### Spatial annotation entries:

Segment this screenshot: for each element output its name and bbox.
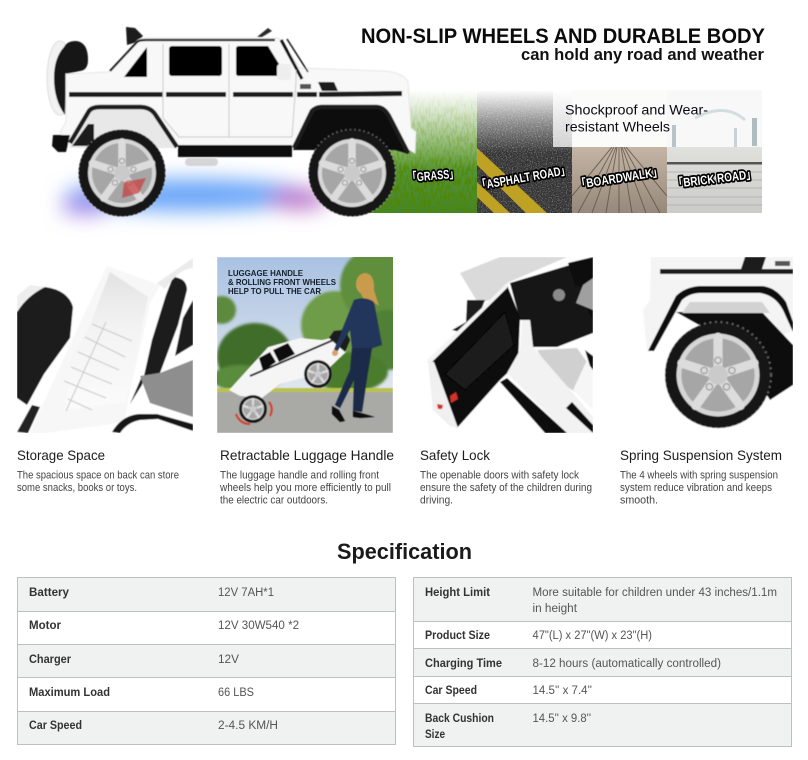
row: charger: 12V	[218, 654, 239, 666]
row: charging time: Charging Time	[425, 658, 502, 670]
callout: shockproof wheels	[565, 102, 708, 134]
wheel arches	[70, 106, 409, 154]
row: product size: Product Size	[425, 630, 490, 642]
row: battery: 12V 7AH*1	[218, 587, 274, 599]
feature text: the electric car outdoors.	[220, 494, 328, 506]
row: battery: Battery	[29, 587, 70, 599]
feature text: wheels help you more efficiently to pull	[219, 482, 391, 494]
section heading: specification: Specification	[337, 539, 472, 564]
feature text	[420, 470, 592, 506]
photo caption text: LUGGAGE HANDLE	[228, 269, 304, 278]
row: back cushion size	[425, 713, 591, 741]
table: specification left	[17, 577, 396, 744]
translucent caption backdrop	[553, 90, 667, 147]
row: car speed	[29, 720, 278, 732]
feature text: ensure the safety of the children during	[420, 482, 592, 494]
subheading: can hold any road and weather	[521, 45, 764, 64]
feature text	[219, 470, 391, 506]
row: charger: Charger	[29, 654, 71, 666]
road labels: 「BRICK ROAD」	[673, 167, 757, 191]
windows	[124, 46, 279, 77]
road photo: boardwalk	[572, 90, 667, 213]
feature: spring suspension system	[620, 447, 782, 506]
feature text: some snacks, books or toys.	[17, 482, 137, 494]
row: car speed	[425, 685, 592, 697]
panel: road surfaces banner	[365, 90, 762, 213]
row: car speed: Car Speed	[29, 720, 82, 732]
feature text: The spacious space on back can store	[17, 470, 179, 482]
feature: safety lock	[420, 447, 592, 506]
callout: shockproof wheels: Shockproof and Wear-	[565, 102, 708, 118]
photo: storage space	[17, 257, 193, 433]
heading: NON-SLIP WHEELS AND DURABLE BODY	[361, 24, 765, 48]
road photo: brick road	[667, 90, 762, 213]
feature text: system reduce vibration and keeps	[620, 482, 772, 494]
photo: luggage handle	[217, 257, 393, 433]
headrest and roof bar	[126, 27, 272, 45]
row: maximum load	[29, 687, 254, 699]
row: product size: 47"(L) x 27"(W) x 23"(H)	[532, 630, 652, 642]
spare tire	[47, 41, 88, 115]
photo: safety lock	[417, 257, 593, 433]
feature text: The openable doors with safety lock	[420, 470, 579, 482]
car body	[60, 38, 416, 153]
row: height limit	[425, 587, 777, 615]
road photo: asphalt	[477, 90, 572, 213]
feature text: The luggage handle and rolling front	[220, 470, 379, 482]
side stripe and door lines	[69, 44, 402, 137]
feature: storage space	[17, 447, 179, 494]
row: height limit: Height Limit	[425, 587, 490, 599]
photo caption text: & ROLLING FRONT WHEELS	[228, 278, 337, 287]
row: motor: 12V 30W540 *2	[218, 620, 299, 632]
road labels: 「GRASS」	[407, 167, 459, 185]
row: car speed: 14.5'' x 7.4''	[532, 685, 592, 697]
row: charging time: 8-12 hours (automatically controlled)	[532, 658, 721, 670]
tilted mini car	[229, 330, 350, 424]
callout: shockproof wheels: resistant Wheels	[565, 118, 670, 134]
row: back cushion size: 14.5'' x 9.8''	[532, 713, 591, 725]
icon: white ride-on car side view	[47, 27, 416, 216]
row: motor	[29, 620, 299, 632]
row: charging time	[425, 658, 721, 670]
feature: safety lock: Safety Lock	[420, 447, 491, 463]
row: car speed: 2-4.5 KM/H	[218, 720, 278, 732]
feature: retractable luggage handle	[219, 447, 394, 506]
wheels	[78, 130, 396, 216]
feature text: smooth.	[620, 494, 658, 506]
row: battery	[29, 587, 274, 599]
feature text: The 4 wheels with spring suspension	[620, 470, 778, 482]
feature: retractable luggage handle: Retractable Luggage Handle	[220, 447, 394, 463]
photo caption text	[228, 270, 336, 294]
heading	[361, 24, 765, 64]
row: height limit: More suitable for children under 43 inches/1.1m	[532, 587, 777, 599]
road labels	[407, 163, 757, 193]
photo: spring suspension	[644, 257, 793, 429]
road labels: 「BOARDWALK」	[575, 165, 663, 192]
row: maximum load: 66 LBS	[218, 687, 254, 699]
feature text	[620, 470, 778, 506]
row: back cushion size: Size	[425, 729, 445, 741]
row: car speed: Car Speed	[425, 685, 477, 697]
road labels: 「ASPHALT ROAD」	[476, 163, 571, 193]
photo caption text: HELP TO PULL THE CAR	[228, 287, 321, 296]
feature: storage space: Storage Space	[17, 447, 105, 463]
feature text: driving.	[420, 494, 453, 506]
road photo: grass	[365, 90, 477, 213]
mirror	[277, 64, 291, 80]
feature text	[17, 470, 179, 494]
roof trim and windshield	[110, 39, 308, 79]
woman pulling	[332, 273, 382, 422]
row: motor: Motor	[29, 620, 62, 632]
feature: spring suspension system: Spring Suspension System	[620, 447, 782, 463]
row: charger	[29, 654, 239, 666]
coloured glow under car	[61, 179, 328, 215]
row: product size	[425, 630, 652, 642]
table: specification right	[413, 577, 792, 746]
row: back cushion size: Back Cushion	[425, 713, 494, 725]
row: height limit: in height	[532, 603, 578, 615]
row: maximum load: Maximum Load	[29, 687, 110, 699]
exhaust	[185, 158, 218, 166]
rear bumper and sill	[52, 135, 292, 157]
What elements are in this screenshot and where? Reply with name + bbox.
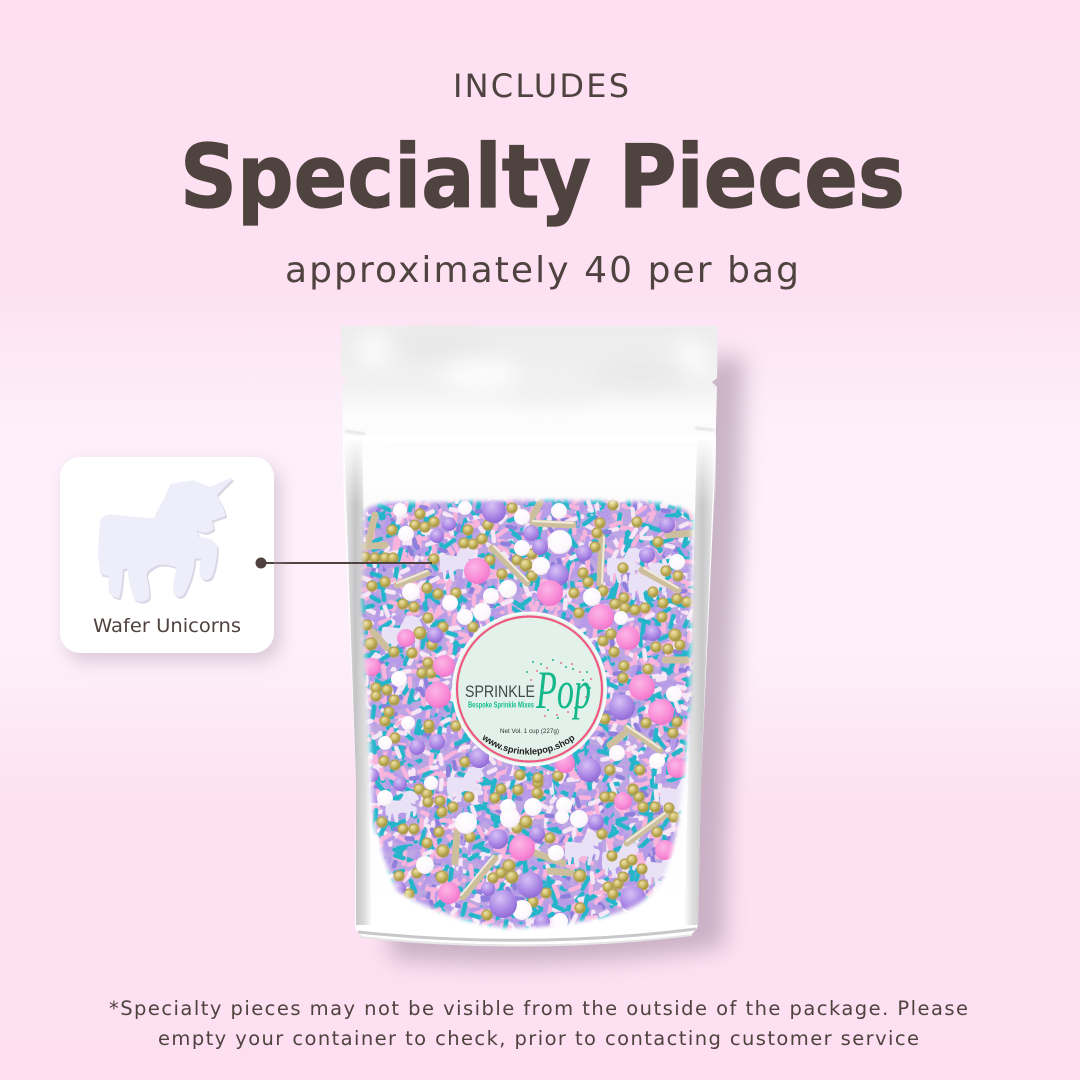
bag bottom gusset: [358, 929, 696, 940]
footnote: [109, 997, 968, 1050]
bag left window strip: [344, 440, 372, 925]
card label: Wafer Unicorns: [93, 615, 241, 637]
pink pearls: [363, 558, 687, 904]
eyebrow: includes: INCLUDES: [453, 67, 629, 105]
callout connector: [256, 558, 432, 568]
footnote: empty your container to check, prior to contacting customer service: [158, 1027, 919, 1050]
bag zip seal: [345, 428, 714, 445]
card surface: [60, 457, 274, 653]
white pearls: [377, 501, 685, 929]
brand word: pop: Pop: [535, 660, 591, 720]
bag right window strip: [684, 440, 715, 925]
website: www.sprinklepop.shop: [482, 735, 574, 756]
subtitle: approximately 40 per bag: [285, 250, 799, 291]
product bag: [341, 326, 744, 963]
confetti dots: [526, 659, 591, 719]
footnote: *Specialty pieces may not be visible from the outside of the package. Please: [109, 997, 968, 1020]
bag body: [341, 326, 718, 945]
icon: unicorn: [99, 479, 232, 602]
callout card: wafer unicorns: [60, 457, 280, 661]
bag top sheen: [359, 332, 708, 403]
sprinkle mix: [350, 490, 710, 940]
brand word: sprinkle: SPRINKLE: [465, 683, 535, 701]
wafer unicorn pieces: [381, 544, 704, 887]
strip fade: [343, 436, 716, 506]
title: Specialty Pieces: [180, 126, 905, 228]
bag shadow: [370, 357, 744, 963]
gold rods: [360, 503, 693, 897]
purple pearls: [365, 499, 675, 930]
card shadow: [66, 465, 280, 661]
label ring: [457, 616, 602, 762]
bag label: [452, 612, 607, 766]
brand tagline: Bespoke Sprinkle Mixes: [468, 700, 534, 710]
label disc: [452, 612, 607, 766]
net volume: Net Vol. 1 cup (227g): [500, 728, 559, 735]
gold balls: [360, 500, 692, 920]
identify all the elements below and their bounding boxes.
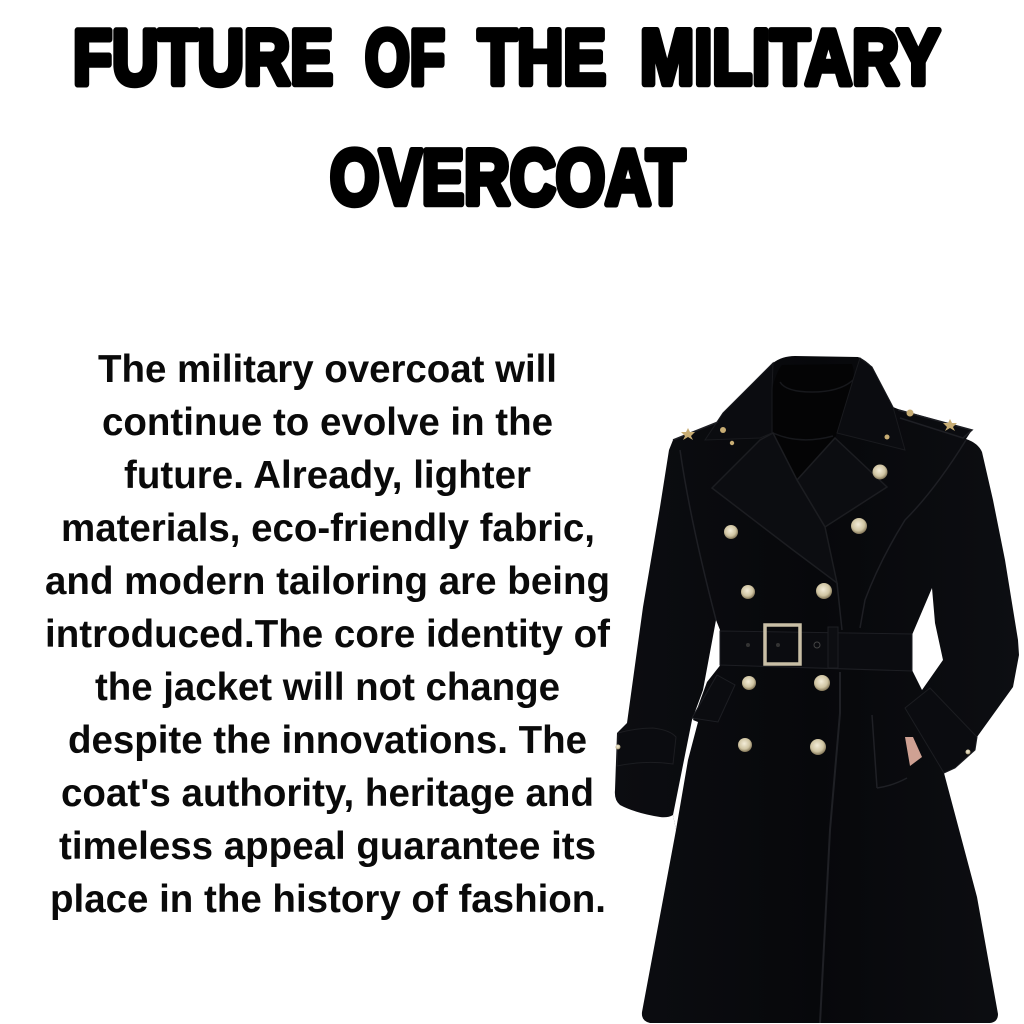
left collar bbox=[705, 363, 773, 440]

### AIM OF THE EXERCISE:
Retype all of the rows above word for word, leaving out the pictures.

### TASK SOLUTION:
Segment this screenshot: for each element output its name and bbox.
row: charger: 12V	[218, 654, 239, 666]
row: charging time: Charging Time	[425, 658, 502, 670]
callout: shockproof wheels	[565, 102, 708, 134]
wheel arches	[70, 106, 409, 154]
row: product size: Product Size	[425, 630, 490, 642]
row: battery: 12V 7AH*1	[218, 587, 274, 599]
feature text: the electric car outdoors.	[220, 494, 328, 506]
row: battery: Battery	[29, 587, 70, 599]
feature text: wheels help you more efficiently to pull	[219, 482, 391, 494]
section heading: specification: Specification	[337, 539, 472, 564]
feature text	[420, 470, 592, 506]
photo caption text: LUGGAGE HANDLE	[228, 269, 304, 278]
row: back cushion size	[425, 713, 591, 741]
table: specification left	[17, 577, 396, 744]
translucent caption backdrop	[553, 90, 667, 147]
row: car speed	[29, 720, 278, 732]
feature text: ensure the safety of the children during	[420, 482, 592, 494]
subheading: can hold any road and weather	[521, 45, 764, 64]
feature text	[219, 470, 391, 506]
row: charger: Charger	[29, 654, 71, 666]
road labels: 「BRICK ROAD」	[673, 167, 757, 191]
windows	[124, 46, 279, 77]
road photo: boardwalk	[572, 90, 667, 213]
feature: spring suspension system	[620, 447, 782, 506]
feature text: some snacks, books or toys.	[17, 482, 137, 494]
row: car speed	[425, 685, 592, 697]
panel: road surfaces banner	[365, 90, 762, 213]
row: car speed: Car Speed	[29, 720, 82, 732]
feature text: The spacious space on back can store	[17, 470, 179, 482]
feature: safety lock	[420, 447, 592, 506]
callout: shockproof wheels: Shockproof and Wear-	[565, 102, 708, 118]
photo: storage space	[17, 257, 193, 433]
heading: NON-SLIP WHEELS AND DURABLE BODY	[361, 24, 765, 48]
road photo: brick road	[667, 90, 762, 213]
feature text: system reduce vibration and keeps	[620, 482, 772, 494]
photo: luggage handle	[217, 257, 393, 433]
headrest and roof bar	[126, 27, 272, 45]
row: maximum load	[29, 687, 254, 699]
row: product size: 47"(L) x 27"(W) x 23"(H)	[532, 630, 652, 642]
spare tire	[47, 41, 88, 115]
photo: safety lock	[417, 257, 593, 433]
feature text: The openable doors with safety lock	[420, 470, 579, 482]
car body	[60, 38, 416, 153]
row: height limit	[425, 587, 777, 615]
road photo: asphalt	[477, 90, 572, 213]
feature text: The luggage handle and rolling front	[220, 470, 379, 482]
side stripe and door lines	[69, 44, 402, 137]
feature: storage space	[17, 447, 179, 494]
row: height limit: Height Limit	[425, 587, 490, 599]
photo caption text: & ROLLING FRONT WHEELS	[228, 278, 337, 287]
row: motor: 12V 30W540 *2	[218, 620, 299, 632]
road labels: 「GRASS」	[407, 167, 459, 185]
row: car speed: 14.5'' x 7.4''	[532, 685, 592, 697]
row: charging time: 8-12 hours (automatically controlled)	[532, 658, 721, 670]
tilted mini car	[229, 330, 350, 424]
callout: shockproof wheels: resistant Wheels	[565, 118, 670, 134]
row: back cushion size: 14.5'' x 9.8''	[532, 713, 591, 725]
icon: white ride-on car side view	[47, 27, 416, 216]
row: motor	[29, 620, 299, 632]
row: charging time	[425, 658, 721, 670]
feature: safety lock: Safety Lock	[420, 447, 491, 463]
row: car speed: 2-4.5 KM/H	[218, 720, 278, 732]
feature: retractable luggage handle	[219, 447, 394, 506]
wheels	[78, 130, 396, 216]
feature text: smooth.	[620, 494, 658, 506]
row: battery	[29, 587, 274, 599]
feature text: The 4 wheels with spring suspension	[620, 470, 778, 482]
feature: retractable luggage handle: Retractable Luggage Handle	[220, 447, 394, 463]
photo caption text	[228, 270, 336, 294]
heading	[361, 24, 765, 64]
row: height limit: More suitable for children under 43 inches/1.1m	[532, 587, 777, 599]
road labels	[407, 163, 757, 193]
photo: spring suspension	[644, 257, 793, 429]
road labels: 「BOARDWALK」	[575, 165, 663, 192]
row: maximum load: 66 LBS	[218, 687, 254, 699]
feature text	[620, 470, 778, 506]
row: back cushion size: Size	[425, 729, 445, 741]
row: car speed: Car Speed	[425, 685, 477, 697]
road labels: 「ASPHALT ROAD」	[476, 163, 571, 193]
photo caption text: HELP TO PULL THE CAR	[228, 287, 321, 296]
feature: storage space: Storage Space	[17, 447, 105, 463]
feature text: driving.	[420, 494, 453, 506]
road photo: grass	[365, 90, 477, 213]
mirror	[277, 64, 291, 80]
feature text	[17, 470, 179, 494]
roof trim and windshield	[110, 39, 308, 79]
woman pulling	[332, 273, 382, 422]
row: motor: Motor	[29, 620, 62, 632]
feature: spring suspension system: Spring Suspension System	[620, 447, 782, 463]
row: charger	[29, 654, 239, 666]
coloured glow under car	[61, 179, 328, 215]
row: product size	[425, 630, 652, 642]
table: specification right	[413, 577, 792, 746]
row: back cushion size: Back Cushion	[425, 713, 494, 725]
row: height limit: in height	[532, 603, 578, 615]
row: maximum load: Maximum Load	[29, 687, 110, 699]
exhaust	[185, 158, 218, 166]
rear bumper and sill	[52, 135, 292, 157]
What elements are in this screenshot and where? Reply with name + bbox.
bag bottom gusset: [358, 929, 696, 940]
footnote: [109, 997, 968, 1050]
bag left window strip: [344, 440, 372, 925]
card label: Wafer Unicorns: [93, 615, 241, 637]
pink pearls: [363, 558, 687, 904]
eyebrow: includes: INCLUDES: [453, 67, 629, 105]
callout connector: [256, 558, 432, 568]
footnote: empty your container to check, prior to contacting customer service: [158, 1027, 919, 1050]
bag zip seal: [345, 428, 714, 445]
card surface: [60, 457, 274, 653]
white pearls: [377, 501, 685, 929]
brand word: pop: Pop: [535, 660, 591, 720]
bag right window strip: [684, 440, 715, 925]
website: www.sprinklepop.shop: [482, 735, 574, 756]
subtitle: approximately 40 per bag: [285, 250, 799, 291]
product bag: [341, 326, 744, 963]
confetti dots: [526, 659, 591, 719]
footnote: *Specialty pieces may not be visible from the outside of the package. Please: [109, 997, 968, 1020]
bag body: [341, 326, 718, 945]
icon: unicorn: [99, 479, 232, 602]
callout card: wafer unicorns: [60, 457, 280, 661]
bag top sheen: [359, 332, 708, 403]
sprinkle mix: [350, 490, 710, 940]
brand word: sprinkle: SPRINKLE: [465, 683, 535, 701]
wafer unicorn pieces: [381, 544, 704, 887]
strip fade: [343, 436, 716, 506]
title: Specialty Pieces: [180, 126, 905, 228]
bag shadow: [370, 357, 744, 963]
gold rods: [360, 503, 693, 897]
purple pearls: [365, 499, 675, 930]
card shadow: [66, 465, 280, 661]
label ring: [457, 616, 602, 762]
bag label: [452, 612, 607, 766]
brand tagline: Bespoke Sprinkle Mixes: [468, 700, 534, 710]
label disc: [452, 612, 607, 766]
net volume: Net Vol. 1 cup (227g): [500, 728, 559, 735]
gold balls: [360, 500, 692, 920]
identify all the elements below and their bounding boxes.
left collar bbox=[705, 363, 773, 440]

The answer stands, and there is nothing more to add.